═══ Material for this task

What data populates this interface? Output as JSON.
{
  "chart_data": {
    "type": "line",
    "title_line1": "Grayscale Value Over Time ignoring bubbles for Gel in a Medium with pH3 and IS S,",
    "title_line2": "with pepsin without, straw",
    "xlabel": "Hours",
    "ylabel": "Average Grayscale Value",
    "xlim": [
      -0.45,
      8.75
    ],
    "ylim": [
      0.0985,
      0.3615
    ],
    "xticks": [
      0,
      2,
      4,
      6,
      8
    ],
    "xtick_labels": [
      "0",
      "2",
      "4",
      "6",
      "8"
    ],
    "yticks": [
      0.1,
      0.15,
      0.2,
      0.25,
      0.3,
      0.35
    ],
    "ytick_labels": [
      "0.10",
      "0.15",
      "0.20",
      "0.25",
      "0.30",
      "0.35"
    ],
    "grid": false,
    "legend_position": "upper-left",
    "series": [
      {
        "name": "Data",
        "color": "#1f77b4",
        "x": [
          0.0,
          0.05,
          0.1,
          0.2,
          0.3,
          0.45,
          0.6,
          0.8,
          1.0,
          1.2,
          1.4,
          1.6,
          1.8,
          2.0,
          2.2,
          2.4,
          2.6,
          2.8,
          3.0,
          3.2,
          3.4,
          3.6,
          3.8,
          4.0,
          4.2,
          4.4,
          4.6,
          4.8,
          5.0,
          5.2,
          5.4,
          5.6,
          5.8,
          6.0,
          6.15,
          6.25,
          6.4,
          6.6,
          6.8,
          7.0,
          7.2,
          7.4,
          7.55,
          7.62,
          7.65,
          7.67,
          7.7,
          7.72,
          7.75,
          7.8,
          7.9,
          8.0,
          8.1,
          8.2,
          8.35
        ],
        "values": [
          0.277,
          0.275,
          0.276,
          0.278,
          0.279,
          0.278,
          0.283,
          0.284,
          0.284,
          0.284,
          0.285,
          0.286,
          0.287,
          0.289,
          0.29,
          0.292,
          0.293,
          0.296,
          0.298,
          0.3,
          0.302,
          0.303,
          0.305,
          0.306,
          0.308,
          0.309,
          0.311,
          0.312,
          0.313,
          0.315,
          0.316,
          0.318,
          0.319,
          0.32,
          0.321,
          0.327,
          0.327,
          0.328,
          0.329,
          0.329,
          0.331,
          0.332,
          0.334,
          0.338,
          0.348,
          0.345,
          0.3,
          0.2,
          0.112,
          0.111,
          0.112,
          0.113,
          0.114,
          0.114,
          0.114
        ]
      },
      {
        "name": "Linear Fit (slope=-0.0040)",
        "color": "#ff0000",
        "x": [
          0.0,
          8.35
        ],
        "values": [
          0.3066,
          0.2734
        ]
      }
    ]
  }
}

══════

Work required:
Look through the entries above and list every line containing "Grayscale".

Task answer:
    "title_line1": "Grayscale Value Over Time ignoring bubbles for Gel in a Medium with pH3 and IS S,",
    "ylabel": "Average Grayscale Value",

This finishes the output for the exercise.